--- start Supplied entries ---
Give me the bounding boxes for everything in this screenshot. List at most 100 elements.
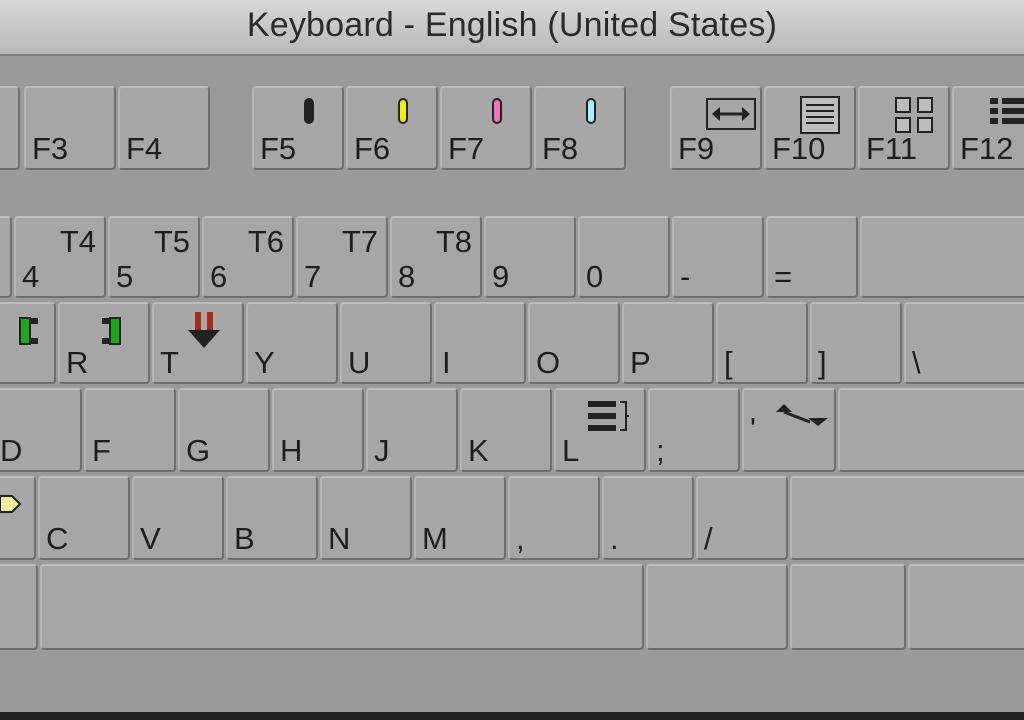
key-u[interactable]: U [340,302,432,384]
key-slash[interactable]: / [696,476,788,560]
key-g[interactable]: G [178,388,270,472]
key-f12[interactable]: F12 [952,86,1024,170]
key-8-label: 8 [398,259,416,294]
key-equals-label: = [774,259,793,294]
key-o-label: O [536,345,561,380]
key-f5[interactable]: F5 [252,86,344,170]
key-p[interactable]: P [622,302,714,384]
key-6[interactable]: T6 6 [202,216,294,298]
key-f6[interactable]: F6 [346,86,438,170]
key-c[interactable]: C [38,476,130,560]
key-r-label: R [66,345,89,380]
key-backspace[interactable] [860,216,1024,298]
key-r[interactable]: R [58,302,150,384]
key-v-label: V [140,521,161,556]
key-5-label: 5 [116,259,134,294]
key-equals[interactable]: = [766,216,858,298]
key-b[interactable]: B [226,476,318,560]
mark-in-icon [19,317,38,345]
key-y-label: Y [254,345,275,380]
key-b-label: B [234,521,255,556]
key-f9[interactable]: F9 [670,86,762,170]
key-right-modifier-1[interactable] [646,564,788,650]
key-k[interactable]: K [460,388,552,472]
key-f12-label: F12 [960,131,1014,166]
key-y[interactable]: Y [246,302,338,384]
key-h[interactable]: H [272,388,364,472]
key-n[interactable]: N [320,476,412,560]
mark-out-icon [102,317,121,345]
pointer-hand-icon [0,495,22,513]
key-x[interactable] [0,476,36,560]
key-space[interactable] [40,564,644,650]
key-semicolon[interactable]: ; [648,388,740,472]
cyan-marker-icon [586,98,596,124]
key-f11[interactable]: F11 [858,86,950,170]
key-8[interactable]: T8 8 [390,216,482,298]
key-d[interactable]: D [0,388,82,472]
key-f4-label: F4 [126,131,163,166]
key-4[interactable]: T4 4 [14,216,106,298]
fit-width-icon [706,98,756,130]
key-7-label: 7 [304,259,322,294]
key-f2-partial[interactable] [0,86,20,170]
key-enter[interactable] [838,388,1024,472]
key-v[interactable]: V [132,476,224,560]
transition-icon [776,404,828,426]
key-n-label: N [328,521,351,556]
key-right-modifier-2[interactable] [790,564,906,650]
key-9-label: 9 [492,259,510,294]
key-right-bracket[interactable]: ] [810,302,902,384]
key-j[interactable]: J [366,388,458,472]
key-f4[interactable]: F4 [118,86,210,170]
key-9[interactable]: 9 [484,216,576,298]
key-o[interactable]: O [528,302,620,384]
key-g-label: G [186,433,211,468]
key-c-label: C [46,521,69,556]
key-f3-label: F3 [32,131,69,166]
title-bar[interactable]: Keyboard - English (United States) [0,0,1024,56]
key-m[interactable]: M [414,476,506,560]
window-title: Keyboard - English (United States) [246,6,778,44]
key-f3[interactable]: F3 [24,86,116,170]
key-f-label: F [92,433,111,468]
key-3-partial[interactable] [0,216,12,298]
keyboard-window: Keyboard - English (United States) F3 F4… [0,0,1024,712]
key-f10-label: F10 [772,131,826,166]
key-0-label: 0 [586,259,604,294]
key-right-modifier-3[interactable] [908,564,1024,650]
key-right-shift[interactable] [790,476,1024,560]
pink-marker-icon [492,98,502,124]
key-j-label: J [374,433,390,468]
key-7[interactable]: T7 7 [296,216,388,298]
key-l[interactable]: L [554,388,646,472]
key-minus-label: - [680,259,691,294]
key-left-bracket[interactable]: [ [716,302,808,384]
key-k-label: K [468,433,489,468]
key-e[interactable] [0,302,56,384]
key-f[interactable]: F [84,388,176,472]
key-f11-label: F11 [866,131,918,166]
list-view-icon [800,96,840,134]
key-h-label: H [280,433,303,468]
key-quote[interactable]: ' [742,388,836,472]
keyboard-layout: F3 F4 F5 F6 F7 F8 F9 F10 F11 F12 T4 4 T5… [0,56,1024,712]
lift-icon [188,312,220,348]
key-comma[interactable]: , [508,476,600,560]
key-t[interactable]: T [152,302,244,384]
key-i-label: I [442,345,451,380]
key-backslash[interactable]: \ [904,302,1024,384]
key-f7[interactable]: F7 [440,86,532,170]
window-bottom-edge [0,712,1024,720]
key-left-modifier[interactable] [0,564,38,650]
key-6-label: 6 [210,259,228,294]
key-6-track-label: T6 [247,224,284,259]
key-i[interactable]: I [434,302,526,384]
key-0[interactable]: 0 [578,216,670,298]
key-m-label: M [422,521,448,556]
key-f8[interactable]: F8 [534,86,626,170]
key-5[interactable]: T5 5 [108,216,200,298]
key-period[interactable]: . [602,476,694,560]
key-minus[interactable]: - [672,216,764,298]
key-f10[interactable]: F10 [764,86,856,170]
--- end Supplied entries ---
Copy out every line of the records word for word, omitting the picture.

Give me the bounding boxes for everything in this screenshot. List at most 100 elements.
key-u[interactable]: U [340,302,432,384]
key-slash[interactable]: / [696,476,788,560]
key-g[interactable]: G [178,388,270,472]
key-f12[interactable]: F12 [952,86,1024,170]
key-8-label: 8 [398,259,416,294]
key-equals-label: = [774,259,793,294]
key-o-label: O [536,345,561,380]
key-f5[interactable]: F5 [252,86,344,170]
key-p[interactable]: P [622,302,714,384]
key-6[interactable]: T6 6 [202,216,294,298]
key-f6[interactable]: F6 [346,86,438,170]
key-c[interactable]: C [38,476,130,560]
key-r-label: R [66,345,89,380]
key-backspace[interactable] [860,216,1024,298]
key-r[interactable]: R [58,302,150,384]
key-v-label: V [140,521,161,556]
key-5-label: 5 [116,259,134,294]
key-equals[interactable]: = [766,216,858,298]
key-b[interactable]: B [226,476,318,560]
mark-in-icon [19,317,38,345]
key-y-label: Y [254,345,275,380]
key-b-label: B [234,521,255,556]
key-f9[interactable]: F9 [670,86,762,170]
key-right-modifier-1[interactable] [646,564,788,650]
key-k[interactable]: K [460,388,552,472]
key-f12-label: F12 [960,131,1014,166]
key-y[interactable]: Y [246,302,338,384]
key-h[interactable]: H [272,388,364,472]
key-n[interactable]: N [320,476,412,560]
mark-out-icon [102,317,121,345]
pointer-hand-icon [0,495,22,513]
key-x[interactable] [0,476,36,560]
key-space[interactable] [40,564,644,650]
key-semicolon[interactable]: ; [648,388,740,472]
cyan-marker-icon [586,98,596,124]
key-f11[interactable]: F11 [858,86,950,170]
key-8[interactable]: T8 8 [390,216,482,298]
key-d[interactable]: D [0,388,82,472]
key-f4-label: F4 [126,131,163,166]
key-4[interactable]: T4 4 [14,216,106,298]
fit-width-icon [706,98,756,130]
key-7-label: 7 [304,259,322,294]
key-f2-partial[interactable] [0,86,20,170]
key-enter[interactable] [838,388,1024,472]
key-v[interactable]: V [132,476,224,560]
transition-icon [776,404,828,426]
key-n-label: N [328,521,351,556]
key-right-modifier-2[interactable] [790,564,906,650]
key-9-label: 9 [492,259,510,294]
key-right-bracket[interactable]: ] [810,302,902,384]
key-j[interactable]: J [366,388,458,472]
key-f4[interactable]: F4 [118,86,210,170]
key-9[interactable]: 9 [484,216,576,298]
key-o[interactable]: O [528,302,620,384]
key-g-label: G [186,433,211,468]
key-c-label: C [46,521,69,556]
key-f3-label: F3 [32,131,69,166]
title-bar[interactable]: Keyboard - English (United States) [0,0,1024,56]
key-m[interactable]: M [414,476,506,560]
window-title: Keyboard - English (United States) [246,6,778,44]
key-f3[interactable]: F3 [24,86,116,170]
key-f-label: F [92,433,111,468]
key-3-partial[interactable] [0,216,12,298]
keyboard-window: Keyboard - English (United States) F3 F4… [0,0,1024,712]
key-f10-label: F10 [772,131,826,166]
key-0-label: 0 [586,259,604,294]
key-right-modifier-3[interactable] [908,564,1024,650]
key-right-shift[interactable] [790,476,1024,560]
pink-marker-icon [492,98,502,124]
key-j-label: J [374,433,390,468]
key-7[interactable]: T7 7 [296,216,388,298]
key-l[interactable]: L [554,388,646,472]
key-minus-label: - [680,259,691,294]
key-left-bracket[interactable]: [ [716,302,808,384]
key-k-label: K [468,433,489,468]
key-e[interactable] [0,302,56,384]
key-f[interactable]: F [84,388,176,472]
key-f11-label: F11 [866,131,918,166]
list-view-icon [800,96,840,134]
key-h-label: H [280,433,303,468]
key-quote[interactable]: ' [742,388,836,472]
keyboard-layout: F3 F4 F5 F6 F7 F8 F9 F10 F11 F12 T4 4 T5… [0,56,1024,712]
lift-icon [188,312,220,348]
key-comma[interactable]: , [508,476,600,560]
key-t[interactable]: T [152,302,244,384]
key-i-label: I [442,345,451,380]
key-backslash[interactable]: \ [904,302,1024,384]
key-f7[interactable]: F7 [440,86,532,170]
window-bottom-edge [0,712,1024,720]
key-left-modifier[interactable] [0,564,38,650]
key-6-label: 6 [210,259,228,294]
key-6-track-label: T6 [247,224,284,259]
key-i[interactable]: I [434,302,526,384]
key-0[interactable]: 0 [578,216,670,298]
key-m-label: M [422,521,448,556]
key-f8[interactable]: F8 [534,86,626,170]
key-5[interactable]: T5 5 [108,216,200,298]
key-period[interactable]: . [602,476,694,560]
key-minus[interactable]: - [672,216,764,298]
key-f10[interactable]: F10 [764,86,856,170]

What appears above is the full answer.